* begin *

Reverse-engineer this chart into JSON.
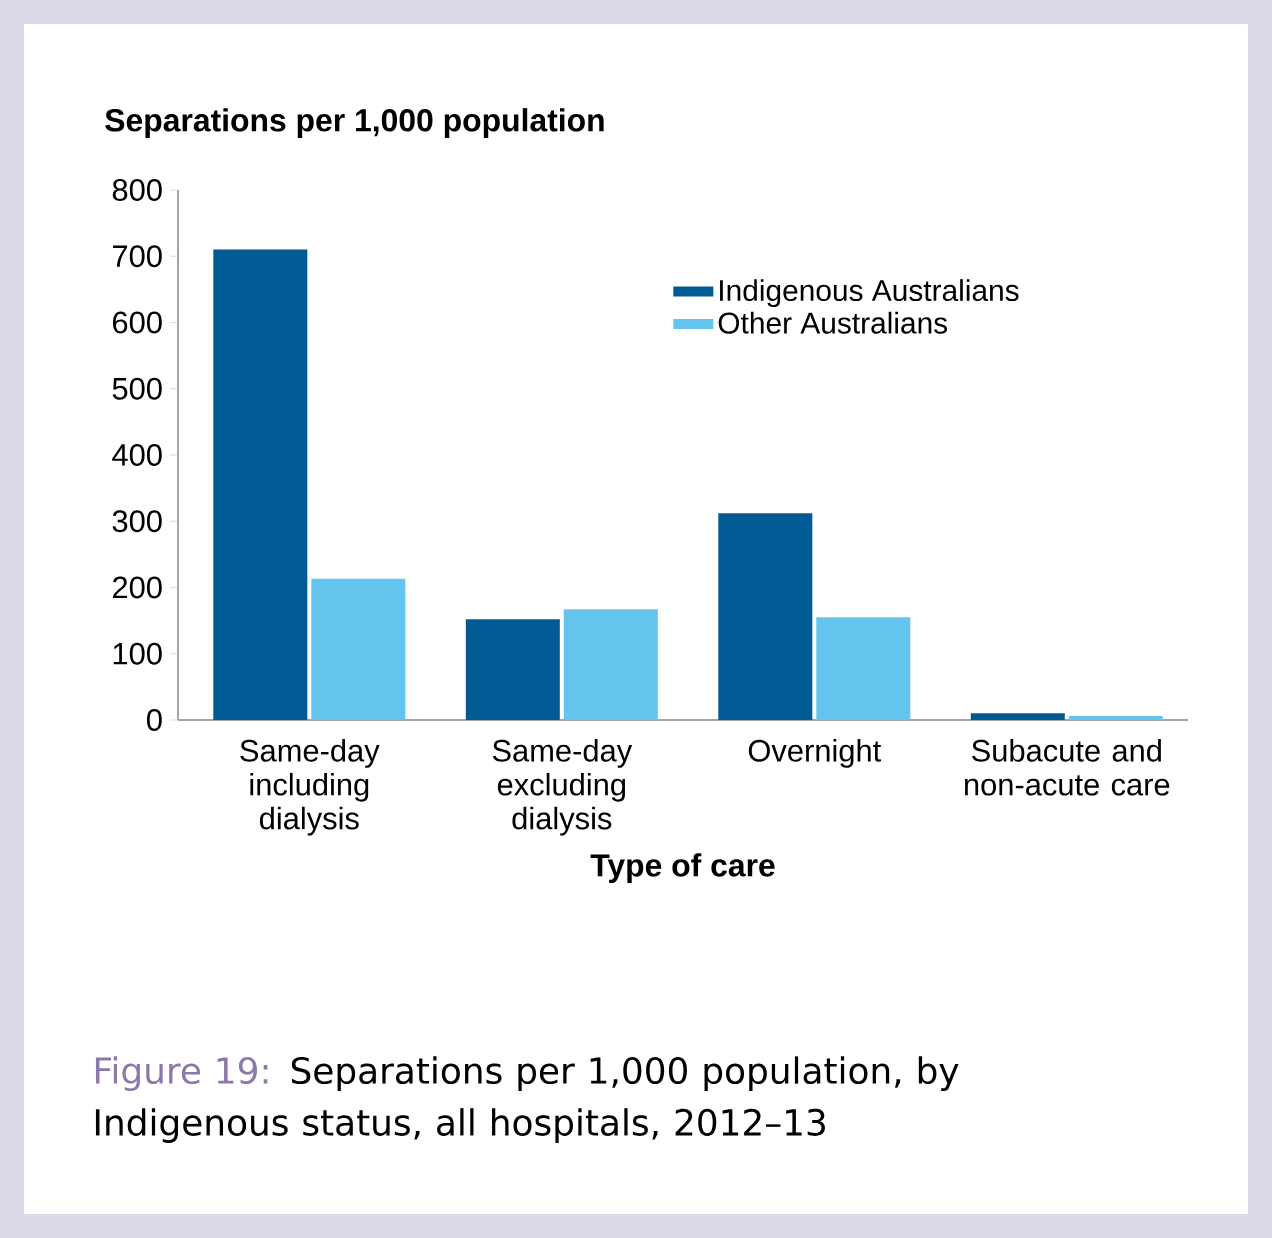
{
  "chart_data": {
    "type": "bar",
    "ylabel": "Separations per 1,000 population",
    "xlabel": "Type of care",
    "categories": [
      "Same-day including dialysis",
      "Same-day excluding dialysis",
      "Overnight",
      "Subacute and non-acute care"
    ],
    "series": [
      {
        "name": "Indigenous Australians",
        "color": "#005a94",
        "values": [
          710,
          152,
          312,
          10
        ]
      },
      {
        "name": "Other Australians",
        "color": "#63c4ee",
        "values": [
          213,
          167,
          155,
          6
        ]
      }
    ],
    "ylim": [
      0,
      800
    ],
    "yticks": [
      0,
      100,
      200,
      300,
      400,
      500,
      600,
      700,
      800
    ],
    "legend": "top right",
    "grid": false,
    "annotations": [
      "Figure 19:",
      "Separations per 1,000 population, by Indigenous status, all hospitals, 2012–13"
    ]
  }
}
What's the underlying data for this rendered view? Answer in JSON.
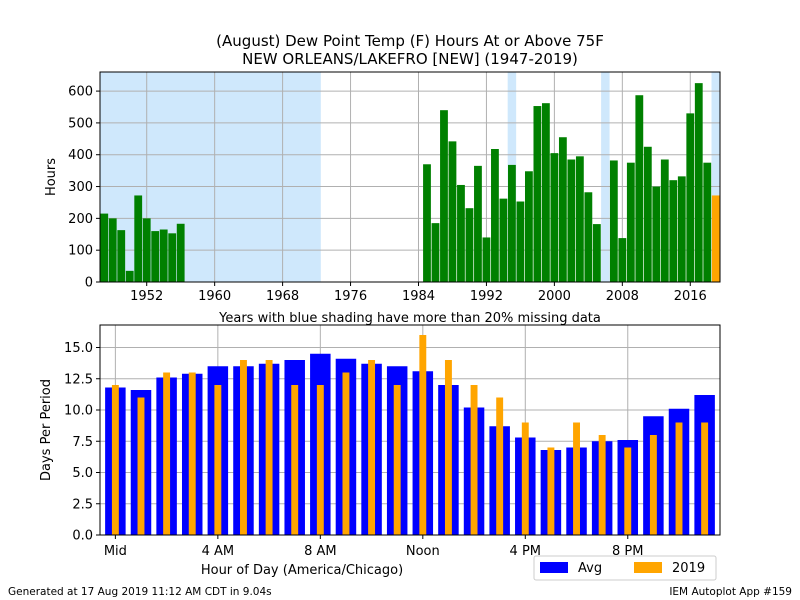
{
  "chart_data": [
    {
      "type": "bar",
      "title": "(August) Dew Point Temp (F) Hours At or Above 75F",
      "subtitle": "NEW ORLEANS/LAKEFRO [NEW] (1947-2019)",
      "ylabel": "Hours",
      "xlabel": "",
      "note": "Years with blue shading have more than 20% missing data",
      "xlim": [
        1946.5,
        2019.5
      ],
      "ylim": [
        0,
        660
      ],
      "xticks": [
        1952,
        1960,
        1968,
        1976,
        1984,
        1992,
        2000,
        2008,
        2016
      ],
      "yticks": [
        0,
        100,
        200,
        300,
        400,
        500,
        600
      ],
      "grid": true,
      "bar_color": "#008000",
      "highlight_color": "#ffa500",
      "shade_color": "#cfe8fc",
      "shaded_ranges": [
        [
          1946.5,
          1972.5
        ],
        [
          1994.5,
          1995.5
        ],
        [
          2005.5,
          2006.5
        ],
        [
          2018.5,
          2019.5
        ]
      ],
      "years": [
        1947,
        1948,
        1949,
        1950,
        1951,
        1952,
        1953,
        1954,
        1955,
        1956,
        1957,
        1958,
        1959,
        1960,
        1961,
        1962,
        1963,
        1964,
        1965,
        1966,
        1967,
        1968,
        1969,
        1970,
        1971,
        1972,
        1973,
        1974,
        1975,
        1976,
        1977,
        1978,
        1979,
        1980,
        1981,
        1982,
        1983,
        1984,
        1985,
        1986,
        1987,
        1988,
        1989,
        1990,
        1991,
        1992,
        1993,
        1994,
        1995,
        1996,
        1997,
        1998,
        1999,
        2000,
        2001,
        2002,
        2003,
        2004,
        2005,
        2006,
        2007,
        2008,
        2009,
        2010,
        2011,
        2012,
        2013,
        2014,
        2015,
        2016,
        2017,
        2018,
        2019
      ],
      "values": [
        215,
        200,
        163,
        35,
        272,
        200,
        160,
        165,
        153,
        183,
        0,
        0,
        0,
        0,
        0,
        0,
        0,
        0,
        0,
        0,
        0,
        0,
        0,
        0,
        0,
        0,
        0,
        0,
        0,
        0,
        0,
        0,
        0,
        0,
        0,
        0,
        0,
        0,
        370,
        185,
        540,
        442,
        305,
        232,
        365,
        140,
        418,
        262,
        368,
        253,
        348,
        553,
        562,
        405,
        455,
        385,
        395,
        282,
        182,
        0,
        382,
        138,
        375,
        587,
        425,
        300,
        385,
        320,
        332,
        530,
        625,
        375,
        272
      ],
      "highlight_year": 2019
    },
    {
      "type": "bar",
      "xlabel": "Hour of Day (America/Chicago)",
      "ylabel": "Days Per Period",
      "xlim": [
        -0.6,
        23.6
      ],
      "ylim": [
        0,
        16.8
      ],
      "xticks": [
        {
          "v": 0,
          "label": "Mid"
        },
        {
          "v": 4,
          "label": "4 AM"
        },
        {
          "v": 8,
          "label": "8 AM"
        },
        {
          "v": 12,
          "label": "Noon"
        },
        {
          "v": 16,
          "label": "4 PM"
        },
        {
          "v": 20,
          "label": "8 PM"
        }
      ],
      "yticks": [
        "0.0",
        "2.5",
        "5.0",
        "7.5",
        "10.0",
        "12.5",
        "15.0"
      ],
      "grid": true,
      "categories": [
        0,
        1,
        2,
        3,
        4,
        5,
        6,
        7,
        8,
        9,
        10,
        11,
        12,
        13,
        14,
        15,
        16,
        17,
        18,
        19,
        20,
        21,
        22,
        23
      ],
      "series": [
        {
          "name": "Avg",
          "color": "#0000ff",
          "values": [
            11.8,
            11.6,
            12.6,
            12.9,
            13.5,
            13.5,
            13.7,
            14.0,
            14.5,
            14.1,
            13.7,
            13.5,
            13.1,
            12.0,
            10.2,
            8.7,
            7.8,
            6.8,
            7.0,
            7.5,
            7.6,
            9.5,
            10.1,
            11.2
          ]
        },
        {
          "name": "2019",
          "color": "#ffa500",
          "values": [
            12,
            11,
            13,
            13,
            12,
            14,
            14,
            12,
            12,
            13,
            14,
            12,
            16,
            14,
            12,
            11,
            9,
            7,
            9,
            8,
            7,
            8,
            9,
            9
          ]
        }
      ],
      "legend": "bottom-right"
    }
  ],
  "footer": {
    "left": "Generated at 17 Aug 2019 11:12 AM CDT in 9.04s",
    "right": "IEM Autoplot App #159"
  }
}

* end *

#### Directions for this task:
Going through the data above, count the lines where the string "dialysis" appears, and answer with only that number.

#### Result:
2